**What needs to be done**
Extract the lines that carry the string "title" from the listing.

>> BEGIN Supplied entries

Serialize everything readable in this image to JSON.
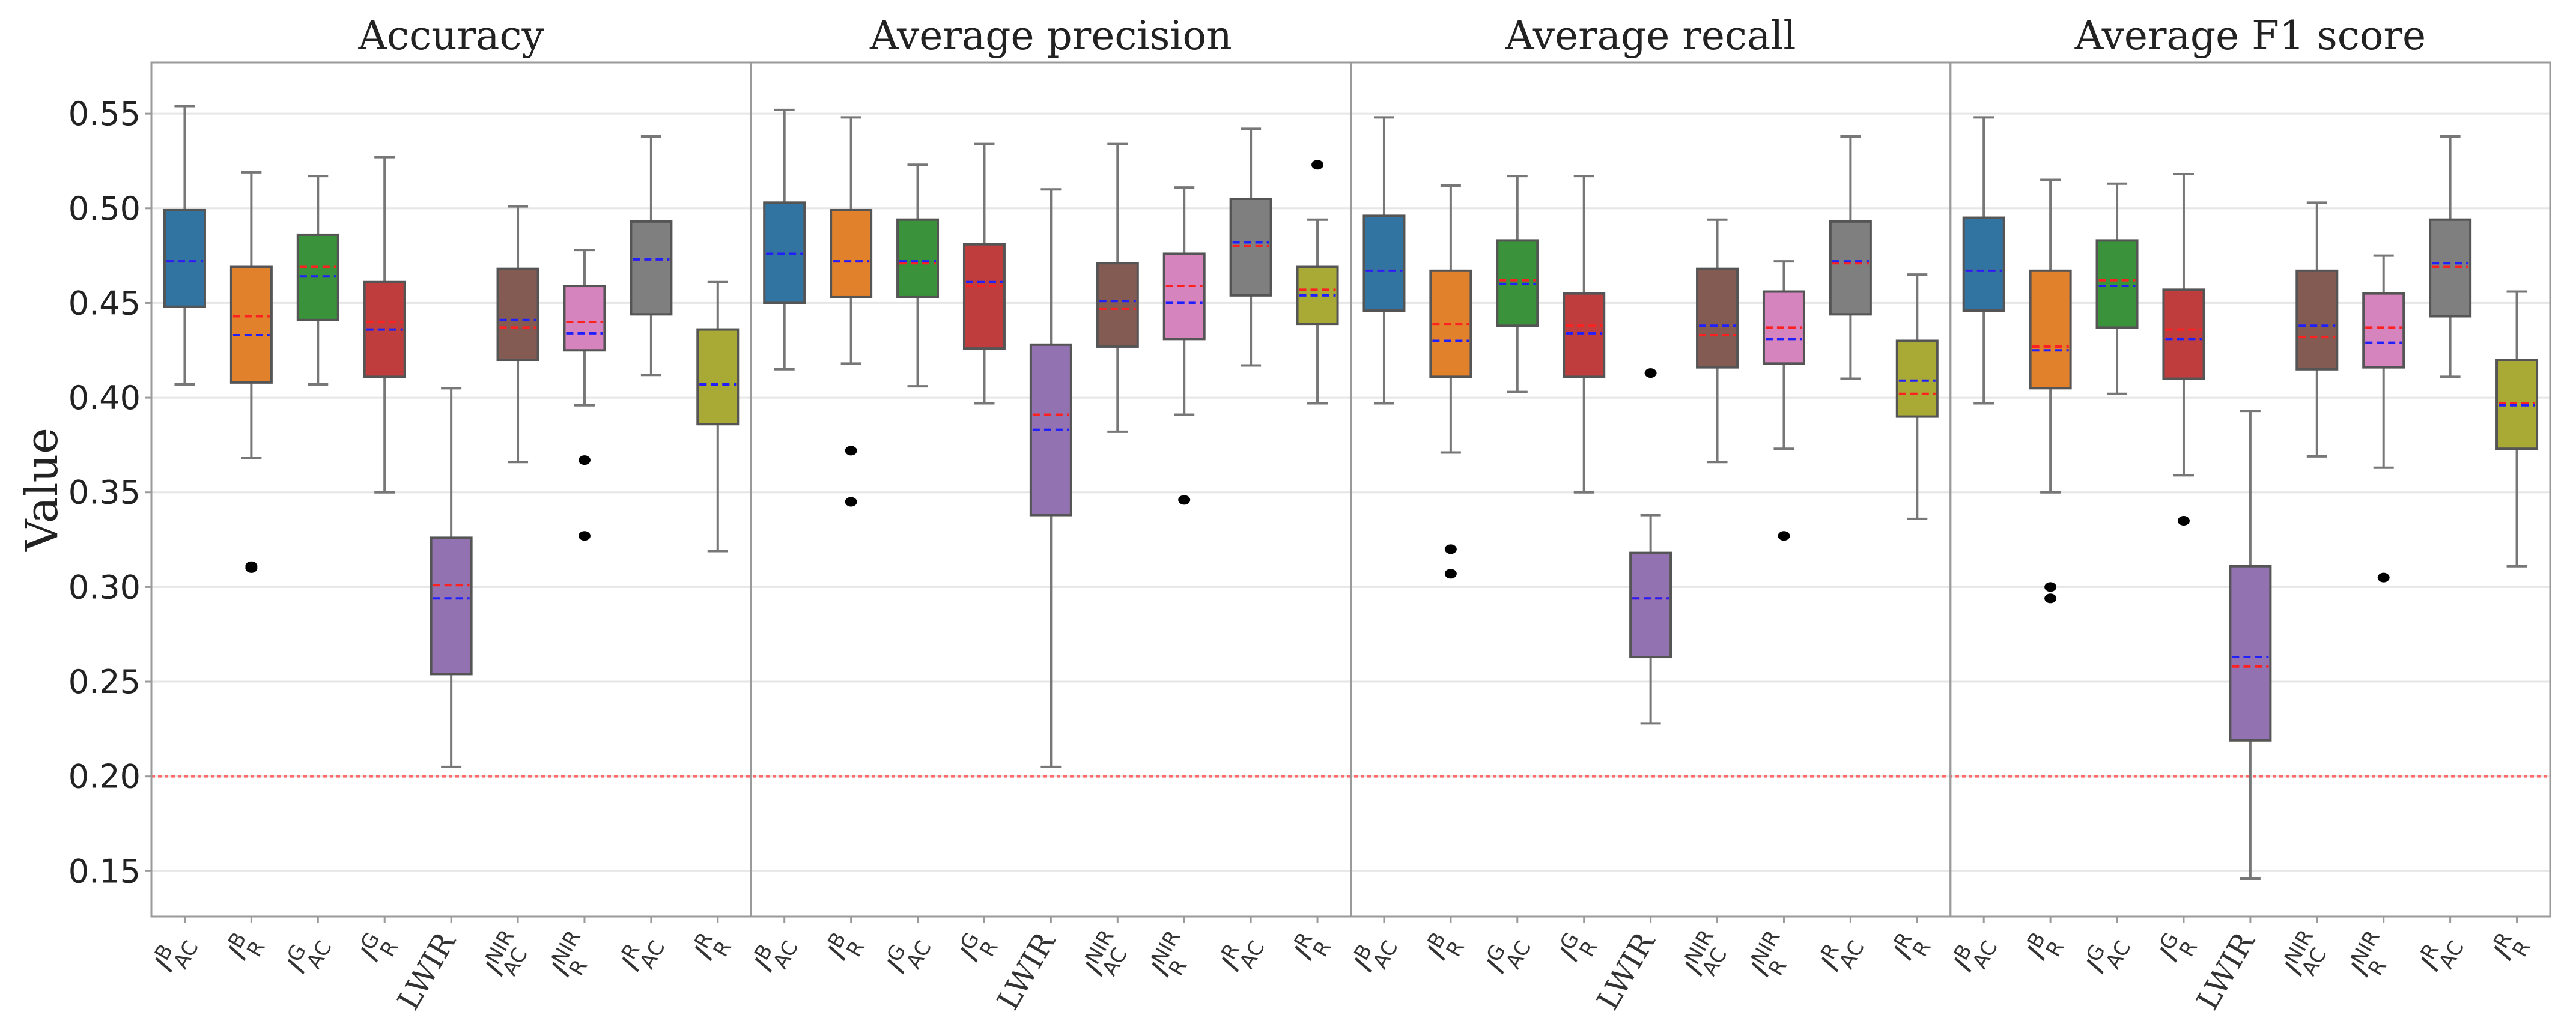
{
  "chart_data": {
    "type": "box",
    "ylabel": "Value",
    "ylim": [
      0.126,
      0.577
    ],
    "yticks": [
      "0.15",
      "0.20",
      "0.25",
      "0.30",
      "0.35",
      "0.40",
      "0.45",
      "0.50",
      "0.55"
    ],
    "ytick_values": [
      0.15,
      0.2,
      0.25,
      0.3,
      0.35,
      0.4,
      0.45,
      0.5,
      0.55
    ],
    "grid": "horizontal",
    "reference_line": {
      "value": 0.2,
      "color": "#ff6b6b",
      "style": "dotted"
    },
    "median_color": "#ff2020",
    "mean_color": "#2020ff",
    "categories": [
      {
        "base": "I",
        "sup": "B",
        "sub": "AC"
      },
      {
        "base": "I",
        "sup": "B",
        "sub": "R"
      },
      {
        "base": "I",
        "sup": "G",
        "sub": "AC"
      },
      {
        "base": "I",
        "sup": "G",
        "sub": "R"
      },
      {
        "base": "LWIR",
        "sup": "",
        "sub": ""
      },
      {
        "base": "I",
        "sup": "NIR",
        "sub": "AC"
      },
      {
        "base": "I",
        "sup": "NIR",
        "sub": "R"
      },
      {
        "base": "I",
        "sup": "R",
        "sub": "AC"
      },
      {
        "base": "I",
        "sup": "R",
        "sub": "R"
      }
    ],
    "colors": [
      "#3274a1",
      "#e1812c",
      "#3a923a",
      "#c03d3e",
      "#9372b2",
      "#845b53",
      "#d684bd",
      "#7f7f7f",
      "#a9aa35"
    ],
    "panels": [
      {
        "title": "Accuracy",
        "boxes": [
          {
            "whislo": 0.407,
            "q1": 0.448,
            "median": 0.472,
            "mean": 0.472,
            "q3": 0.499,
            "whishi": 0.554,
            "fliers": []
          },
          {
            "whislo": 0.368,
            "q1": 0.408,
            "median": 0.443,
            "mean": 0.433,
            "q3": 0.469,
            "whishi": 0.519,
            "fliers": [
              0.31,
              0.311
            ]
          },
          {
            "whislo": 0.407,
            "q1": 0.441,
            "median": 0.469,
            "mean": 0.464,
            "q3": 0.486,
            "whishi": 0.517,
            "fliers": []
          },
          {
            "whislo": 0.35,
            "q1": 0.411,
            "median": 0.44,
            "mean": 0.436,
            "q3": 0.461,
            "whishi": 0.527,
            "fliers": []
          },
          {
            "whislo": 0.205,
            "q1": 0.254,
            "median": 0.301,
            "mean": 0.294,
            "q3": 0.326,
            "whishi": 0.405,
            "fliers": []
          },
          {
            "whislo": 0.366,
            "q1": 0.42,
            "median": 0.437,
            "mean": 0.441,
            "q3": 0.468,
            "whishi": 0.501,
            "fliers": []
          },
          {
            "whislo": 0.396,
            "q1": 0.425,
            "median": 0.44,
            "mean": 0.434,
            "q3": 0.459,
            "whishi": 0.478,
            "fliers": [
              0.367,
              0.327
            ]
          },
          {
            "whislo": 0.412,
            "q1": 0.444,
            "median": 0.473,
            "mean": 0.473,
            "q3": 0.493,
            "whishi": 0.538,
            "fliers": []
          },
          {
            "whislo": 0.319,
            "q1": 0.386,
            "median": 0.407,
            "mean": 0.407,
            "q3": 0.436,
            "whishi": 0.461,
            "fliers": []
          }
        ]
      },
      {
        "title": "Average precision",
        "boxes": [
          {
            "whislo": 0.415,
            "q1": 0.45,
            "median": 0.476,
            "mean": 0.476,
            "q3": 0.503,
            "whishi": 0.552,
            "fliers": []
          },
          {
            "whislo": 0.418,
            "q1": 0.453,
            "median": 0.472,
            "mean": 0.472,
            "q3": 0.499,
            "whishi": 0.548,
            "fliers": [
              0.372,
              0.345
            ]
          },
          {
            "whislo": 0.406,
            "q1": 0.453,
            "median": 0.471,
            "mean": 0.472,
            "q3": 0.494,
            "whishi": 0.523,
            "fliers": []
          },
          {
            "whislo": 0.397,
            "q1": 0.426,
            "median": 0.459,
            "mean": 0.461,
            "q3": 0.481,
            "whishi": 0.534,
            "fliers": []
          },
          {
            "whislo": 0.205,
            "q1": 0.338,
            "median": 0.391,
            "mean": 0.383,
            "q3": 0.428,
            "whishi": 0.51,
            "fliers": []
          },
          {
            "whislo": 0.382,
            "q1": 0.427,
            "median": 0.447,
            "mean": 0.451,
            "q3": 0.471,
            "whishi": 0.534,
            "fliers": []
          },
          {
            "whislo": 0.391,
            "q1": 0.431,
            "median": 0.459,
            "mean": 0.45,
            "q3": 0.476,
            "whishi": 0.511,
            "fliers": [
              0.346
            ]
          },
          {
            "whislo": 0.417,
            "q1": 0.454,
            "median": 0.48,
            "mean": 0.482,
            "q3": 0.505,
            "whishi": 0.542,
            "fliers": []
          },
          {
            "whislo": 0.397,
            "q1": 0.439,
            "median": 0.457,
            "mean": 0.454,
            "q3": 0.469,
            "whishi": 0.494,
            "fliers": [
              0.523
            ]
          }
        ]
      },
      {
        "title": "Average recall",
        "boxes": [
          {
            "whislo": 0.397,
            "q1": 0.446,
            "median": 0.467,
            "mean": 0.467,
            "q3": 0.496,
            "whishi": 0.548,
            "fliers": []
          },
          {
            "whislo": 0.371,
            "q1": 0.411,
            "median": 0.439,
            "mean": 0.43,
            "q3": 0.467,
            "whishi": 0.512,
            "fliers": [
              0.32,
              0.307
            ]
          },
          {
            "whislo": 0.403,
            "q1": 0.438,
            "median": 0.462,
            "mean": 0.46,
            "q3": 0.483,
            "whishi": 0.517,
            "fliers": []
          },
          {
            "whislo": 0.35,
            "q1": 0.411,
            "median": 0.438,
            "mean": 0.434,
            "q3": 0.455,
            "whishi": 0.517,
            "fliers": []
          },
          {
            "whislo": 0.228,
            "q1": 0.263,
            "median": 0.294,
            "mean": 0.294,
            "q3": 0.318,
            "whishi": 0.338,
            "fliers": [
              0.413
            ]
          },
          {
            "whislo": 0.366,
            "q1": 0.416,
            "median": 0.433,
            "mean": 0.438,
            "q3": 0.468,
            "whishi": 0.494,
            "fliers": []
          },
          {
            "whislo": 0.373,
            "q1": 0.418,
            "median": 0.437,
            "mean": 0.431,
            "q3": 0.456,
            "whishi": 0.472,
            "fliers": [
              0.327
            ]
          },
          {
            "whislo": 0.41,
            "q1": 0.444,
            "median": 0.471,
            "mean": 0.472,
            "q3": 0.493,
            "whishi": 0.538,
            "fliers": []
          },
          {
            "whislo": 0.336,
            "q1": 0.39,
            "median": 0.402,
            "mean": 0.409,
            "q3": 0.43,
            "whishi": 0.465,
            "fliers": []
          }
        ]
      },
      {
        "title": "Average F1 score",
        "boxes": [
          {
            "whislo": 0.397,
            "q1": 0.446,
            "median": 0.467,
            "mean": 0.467,
            "q3": 0.495,
            "whishi": 0.548,
            "fliers": []
          },
          {
            "whislo": 0.35,
            "q1": 0.405,
            "median": 0.427,
            "mean": 0.425,
            "q3": 0.467,
            "whishi": 0.515,
            "fliers": [
              0.3,
              0.294
            ]
          },
          {
            "whislo": 0.402,
            "q1": 0.437,
            "median": 0.462,
            "mean": 0.459,
            "q3": 0.483,
            "whishi": 0.513,
            "fliers": []
          },
          {
            "whislo": 0.359,
            "q1": 0.41,
            "median": 0.436,
            "mean": 0.431,
            "q3": 0.457,
            "whishi": 0.518,
            "fliers": [
              0.335
            ]
          },
          {
            "whislo": 0.146,
            "q1": 0.219,
            "median": 0.258,
            "mean": 0.263,
            "q3": 0.311,
            "whishi": 0.393,
            "fliers": []
          },
          {
            "whislo": 0.369,
            "q1": 0.415,
            "median": 0.432,
            "mean": 0.438,
            "q3": 0.467,
            "whishi": 0.503,
            "fliers": []
          },
          {
            "whislo": 0.363,
            "q1": 0.416,
            "median": 0.437,
            "mean": 0.429,
            "q3": 0.455,
            "whishi": 0.475,
            "fliers": [
              0.305
            ]
          },
          {
            "whislo": 0.411,
            "q1": 0.443,
            "median": 0.469,
            "mean": 0.471,
            "q3": 0.494,
            "whishi": 0.538,
            "fliers": []
          },
          {
            "whislo": 0.311,
            "q1": 0.373,
            "median": 0.397,
            "mean": 0.396,
            "q3": 0.42,
            "whishi": 0.456,
            "fliers": []
          }
        ]
      }
    ]
  }
}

>> END Supplied entries

**Finished task**
        "title": "Accuracy",
        "title": "Average precision",
        "title": "Average recall",
        "title": "Average F1 score",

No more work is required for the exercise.